■ Objective ■
Every line holding the string "from" should be gathered.

■ Source material ■

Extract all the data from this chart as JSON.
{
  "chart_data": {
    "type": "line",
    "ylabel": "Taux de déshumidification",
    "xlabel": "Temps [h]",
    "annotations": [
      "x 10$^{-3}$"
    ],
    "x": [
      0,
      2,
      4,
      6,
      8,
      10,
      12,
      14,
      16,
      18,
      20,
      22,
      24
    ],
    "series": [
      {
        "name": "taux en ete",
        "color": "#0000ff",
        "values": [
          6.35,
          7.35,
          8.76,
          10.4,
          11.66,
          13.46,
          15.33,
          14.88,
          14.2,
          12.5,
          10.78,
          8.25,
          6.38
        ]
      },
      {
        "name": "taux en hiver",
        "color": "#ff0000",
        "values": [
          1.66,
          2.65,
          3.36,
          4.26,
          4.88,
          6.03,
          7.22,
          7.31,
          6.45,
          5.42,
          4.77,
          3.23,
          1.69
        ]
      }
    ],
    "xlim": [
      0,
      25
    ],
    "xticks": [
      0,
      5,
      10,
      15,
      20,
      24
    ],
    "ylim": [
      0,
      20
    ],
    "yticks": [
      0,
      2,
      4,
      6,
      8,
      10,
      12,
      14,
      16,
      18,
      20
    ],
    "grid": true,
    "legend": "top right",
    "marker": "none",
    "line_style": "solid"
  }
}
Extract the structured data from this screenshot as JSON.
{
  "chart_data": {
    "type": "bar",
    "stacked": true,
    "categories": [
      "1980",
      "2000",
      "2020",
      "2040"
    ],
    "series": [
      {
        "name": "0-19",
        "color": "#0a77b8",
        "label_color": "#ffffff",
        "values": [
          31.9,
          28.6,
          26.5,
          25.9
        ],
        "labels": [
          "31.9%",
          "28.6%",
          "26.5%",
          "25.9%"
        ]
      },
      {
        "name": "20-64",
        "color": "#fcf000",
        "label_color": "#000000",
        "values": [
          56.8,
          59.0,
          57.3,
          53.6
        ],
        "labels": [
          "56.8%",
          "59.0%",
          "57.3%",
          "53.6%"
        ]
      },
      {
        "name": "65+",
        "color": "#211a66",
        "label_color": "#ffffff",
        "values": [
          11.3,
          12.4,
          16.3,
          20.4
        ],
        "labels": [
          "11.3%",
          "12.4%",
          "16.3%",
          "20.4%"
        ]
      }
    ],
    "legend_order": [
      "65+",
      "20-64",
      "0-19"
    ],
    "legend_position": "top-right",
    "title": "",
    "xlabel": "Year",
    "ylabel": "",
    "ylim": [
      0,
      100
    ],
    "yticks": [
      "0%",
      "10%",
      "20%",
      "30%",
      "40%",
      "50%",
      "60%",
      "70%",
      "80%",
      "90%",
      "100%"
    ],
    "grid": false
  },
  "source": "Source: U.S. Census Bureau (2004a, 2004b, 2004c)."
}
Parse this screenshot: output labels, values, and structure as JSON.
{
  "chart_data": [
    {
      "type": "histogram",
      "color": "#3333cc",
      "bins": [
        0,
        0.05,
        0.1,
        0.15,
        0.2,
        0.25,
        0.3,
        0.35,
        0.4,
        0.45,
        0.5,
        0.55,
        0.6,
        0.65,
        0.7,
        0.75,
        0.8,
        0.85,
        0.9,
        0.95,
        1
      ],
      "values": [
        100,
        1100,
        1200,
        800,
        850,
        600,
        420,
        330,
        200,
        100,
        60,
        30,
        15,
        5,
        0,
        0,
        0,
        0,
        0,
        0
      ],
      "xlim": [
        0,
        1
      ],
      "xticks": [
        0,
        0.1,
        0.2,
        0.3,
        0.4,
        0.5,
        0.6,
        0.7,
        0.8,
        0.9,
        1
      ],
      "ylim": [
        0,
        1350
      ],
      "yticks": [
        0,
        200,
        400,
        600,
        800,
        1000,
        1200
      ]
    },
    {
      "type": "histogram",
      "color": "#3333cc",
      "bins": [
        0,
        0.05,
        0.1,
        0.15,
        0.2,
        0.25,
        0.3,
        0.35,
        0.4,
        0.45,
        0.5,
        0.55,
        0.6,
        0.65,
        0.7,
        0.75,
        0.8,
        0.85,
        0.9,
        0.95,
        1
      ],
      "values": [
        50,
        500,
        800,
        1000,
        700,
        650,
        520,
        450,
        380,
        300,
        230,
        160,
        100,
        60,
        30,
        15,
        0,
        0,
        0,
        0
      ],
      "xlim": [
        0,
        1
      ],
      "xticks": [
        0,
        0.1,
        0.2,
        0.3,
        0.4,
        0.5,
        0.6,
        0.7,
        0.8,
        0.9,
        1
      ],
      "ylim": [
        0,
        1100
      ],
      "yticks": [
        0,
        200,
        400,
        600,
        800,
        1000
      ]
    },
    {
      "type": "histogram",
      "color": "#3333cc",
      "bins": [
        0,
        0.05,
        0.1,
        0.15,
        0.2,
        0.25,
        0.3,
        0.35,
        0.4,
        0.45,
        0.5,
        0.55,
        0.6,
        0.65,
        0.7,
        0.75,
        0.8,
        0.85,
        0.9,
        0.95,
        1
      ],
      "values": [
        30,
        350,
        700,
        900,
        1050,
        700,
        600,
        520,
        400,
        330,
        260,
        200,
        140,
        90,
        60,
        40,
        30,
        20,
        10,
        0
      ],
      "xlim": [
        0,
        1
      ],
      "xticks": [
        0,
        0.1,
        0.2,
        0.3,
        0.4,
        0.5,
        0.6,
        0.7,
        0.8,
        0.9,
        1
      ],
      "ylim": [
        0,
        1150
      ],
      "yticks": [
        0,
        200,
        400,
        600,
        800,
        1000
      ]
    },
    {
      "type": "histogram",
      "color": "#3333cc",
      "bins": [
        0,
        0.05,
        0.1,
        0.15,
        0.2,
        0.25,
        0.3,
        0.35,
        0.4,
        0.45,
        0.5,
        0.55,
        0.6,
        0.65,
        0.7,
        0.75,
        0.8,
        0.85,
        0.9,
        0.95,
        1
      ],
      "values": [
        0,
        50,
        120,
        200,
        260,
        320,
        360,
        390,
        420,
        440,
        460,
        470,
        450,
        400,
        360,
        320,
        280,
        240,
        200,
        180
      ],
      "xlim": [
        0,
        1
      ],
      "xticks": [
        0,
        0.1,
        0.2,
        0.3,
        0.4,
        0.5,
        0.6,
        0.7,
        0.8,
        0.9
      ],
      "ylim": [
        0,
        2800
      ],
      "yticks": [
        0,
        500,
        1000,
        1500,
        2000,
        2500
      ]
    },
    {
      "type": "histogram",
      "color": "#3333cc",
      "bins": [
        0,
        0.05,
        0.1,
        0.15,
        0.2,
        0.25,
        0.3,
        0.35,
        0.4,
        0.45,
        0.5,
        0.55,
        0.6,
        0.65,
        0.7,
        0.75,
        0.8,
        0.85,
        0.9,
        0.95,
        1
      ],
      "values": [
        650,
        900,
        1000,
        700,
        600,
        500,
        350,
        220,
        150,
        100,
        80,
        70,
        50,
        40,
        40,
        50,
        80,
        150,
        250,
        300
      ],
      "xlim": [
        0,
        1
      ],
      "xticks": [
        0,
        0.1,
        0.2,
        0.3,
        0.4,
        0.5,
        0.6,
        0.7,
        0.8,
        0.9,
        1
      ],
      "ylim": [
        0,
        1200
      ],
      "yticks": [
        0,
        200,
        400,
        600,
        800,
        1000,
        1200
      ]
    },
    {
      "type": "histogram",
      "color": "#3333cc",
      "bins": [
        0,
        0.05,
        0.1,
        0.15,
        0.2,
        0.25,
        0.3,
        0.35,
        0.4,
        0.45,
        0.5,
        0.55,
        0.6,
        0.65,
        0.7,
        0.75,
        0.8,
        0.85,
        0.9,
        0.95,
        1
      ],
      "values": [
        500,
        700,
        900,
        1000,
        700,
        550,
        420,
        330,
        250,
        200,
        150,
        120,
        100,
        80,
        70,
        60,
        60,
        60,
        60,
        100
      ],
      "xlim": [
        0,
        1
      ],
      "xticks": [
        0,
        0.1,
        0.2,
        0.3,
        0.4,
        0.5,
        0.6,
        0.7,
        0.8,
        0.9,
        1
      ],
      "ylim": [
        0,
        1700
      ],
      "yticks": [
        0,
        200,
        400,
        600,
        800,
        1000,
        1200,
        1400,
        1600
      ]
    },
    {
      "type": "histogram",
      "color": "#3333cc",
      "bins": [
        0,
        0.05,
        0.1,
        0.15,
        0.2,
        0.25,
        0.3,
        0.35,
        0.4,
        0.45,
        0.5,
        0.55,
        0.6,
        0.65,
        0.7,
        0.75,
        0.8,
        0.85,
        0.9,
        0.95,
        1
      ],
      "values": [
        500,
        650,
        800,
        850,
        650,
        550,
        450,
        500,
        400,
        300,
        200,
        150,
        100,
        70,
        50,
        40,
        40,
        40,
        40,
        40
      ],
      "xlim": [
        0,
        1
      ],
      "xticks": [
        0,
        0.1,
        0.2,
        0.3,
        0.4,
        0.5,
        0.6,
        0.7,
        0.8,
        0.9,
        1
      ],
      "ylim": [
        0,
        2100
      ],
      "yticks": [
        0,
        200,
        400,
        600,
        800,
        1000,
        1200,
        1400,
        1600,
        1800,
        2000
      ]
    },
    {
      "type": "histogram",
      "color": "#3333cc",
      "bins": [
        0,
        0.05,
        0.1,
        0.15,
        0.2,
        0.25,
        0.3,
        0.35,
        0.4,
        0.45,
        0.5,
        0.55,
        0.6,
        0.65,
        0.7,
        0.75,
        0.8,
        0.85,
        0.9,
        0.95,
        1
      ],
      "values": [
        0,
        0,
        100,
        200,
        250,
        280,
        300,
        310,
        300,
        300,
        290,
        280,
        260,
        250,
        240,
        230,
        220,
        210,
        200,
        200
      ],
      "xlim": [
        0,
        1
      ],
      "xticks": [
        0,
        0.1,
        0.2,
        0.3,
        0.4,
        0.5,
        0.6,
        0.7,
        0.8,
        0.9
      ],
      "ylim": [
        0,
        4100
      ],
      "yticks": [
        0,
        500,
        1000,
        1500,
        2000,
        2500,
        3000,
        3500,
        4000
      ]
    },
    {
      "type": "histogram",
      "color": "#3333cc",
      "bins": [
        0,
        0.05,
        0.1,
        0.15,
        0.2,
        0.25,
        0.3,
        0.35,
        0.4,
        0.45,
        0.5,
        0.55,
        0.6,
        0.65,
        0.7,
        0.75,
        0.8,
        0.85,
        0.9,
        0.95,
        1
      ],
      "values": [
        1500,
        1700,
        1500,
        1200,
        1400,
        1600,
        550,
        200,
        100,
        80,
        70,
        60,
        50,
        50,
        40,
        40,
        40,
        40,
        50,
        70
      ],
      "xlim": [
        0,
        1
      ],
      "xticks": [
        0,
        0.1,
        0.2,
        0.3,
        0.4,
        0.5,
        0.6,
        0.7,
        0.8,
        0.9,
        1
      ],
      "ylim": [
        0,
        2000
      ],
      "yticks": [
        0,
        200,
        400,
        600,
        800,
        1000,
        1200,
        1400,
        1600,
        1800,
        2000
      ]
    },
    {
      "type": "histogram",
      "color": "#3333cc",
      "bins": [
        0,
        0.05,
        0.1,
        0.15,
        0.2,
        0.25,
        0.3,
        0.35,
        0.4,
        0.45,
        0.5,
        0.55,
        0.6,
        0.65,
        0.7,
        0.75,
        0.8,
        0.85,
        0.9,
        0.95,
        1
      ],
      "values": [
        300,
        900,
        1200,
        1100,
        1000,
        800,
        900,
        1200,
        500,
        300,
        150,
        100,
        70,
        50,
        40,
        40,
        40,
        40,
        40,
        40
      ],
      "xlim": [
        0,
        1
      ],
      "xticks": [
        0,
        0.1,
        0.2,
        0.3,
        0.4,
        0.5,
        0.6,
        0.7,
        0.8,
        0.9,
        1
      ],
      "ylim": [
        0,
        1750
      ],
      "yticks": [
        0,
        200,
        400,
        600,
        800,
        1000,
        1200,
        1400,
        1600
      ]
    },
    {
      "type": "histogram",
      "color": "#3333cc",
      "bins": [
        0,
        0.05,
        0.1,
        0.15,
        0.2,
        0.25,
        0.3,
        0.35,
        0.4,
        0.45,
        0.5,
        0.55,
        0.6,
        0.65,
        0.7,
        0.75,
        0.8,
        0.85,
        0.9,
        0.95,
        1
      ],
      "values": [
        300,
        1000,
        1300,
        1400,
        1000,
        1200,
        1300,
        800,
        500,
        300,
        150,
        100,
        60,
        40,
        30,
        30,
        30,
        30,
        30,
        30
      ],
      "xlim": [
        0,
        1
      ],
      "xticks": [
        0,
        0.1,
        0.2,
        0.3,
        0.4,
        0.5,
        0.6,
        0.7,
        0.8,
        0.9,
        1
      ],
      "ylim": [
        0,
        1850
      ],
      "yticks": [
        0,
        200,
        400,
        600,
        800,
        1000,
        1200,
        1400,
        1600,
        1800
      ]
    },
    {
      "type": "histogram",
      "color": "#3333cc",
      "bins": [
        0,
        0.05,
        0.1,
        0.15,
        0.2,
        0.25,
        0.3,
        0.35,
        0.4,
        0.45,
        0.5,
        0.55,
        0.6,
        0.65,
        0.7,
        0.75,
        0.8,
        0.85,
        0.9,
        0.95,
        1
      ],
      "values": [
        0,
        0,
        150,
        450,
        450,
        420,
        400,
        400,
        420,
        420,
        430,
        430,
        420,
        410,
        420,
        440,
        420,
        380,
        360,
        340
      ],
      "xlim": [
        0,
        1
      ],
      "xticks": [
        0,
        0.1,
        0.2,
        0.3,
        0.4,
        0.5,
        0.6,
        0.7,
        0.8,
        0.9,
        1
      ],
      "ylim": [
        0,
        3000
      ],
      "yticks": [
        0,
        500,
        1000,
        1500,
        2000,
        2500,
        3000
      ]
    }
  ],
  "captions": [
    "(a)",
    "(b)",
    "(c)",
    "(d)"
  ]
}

■ Response to the exercise ■
Extract all the data from this chart as JSON.
Extract the structured data from this screenshot as JSON.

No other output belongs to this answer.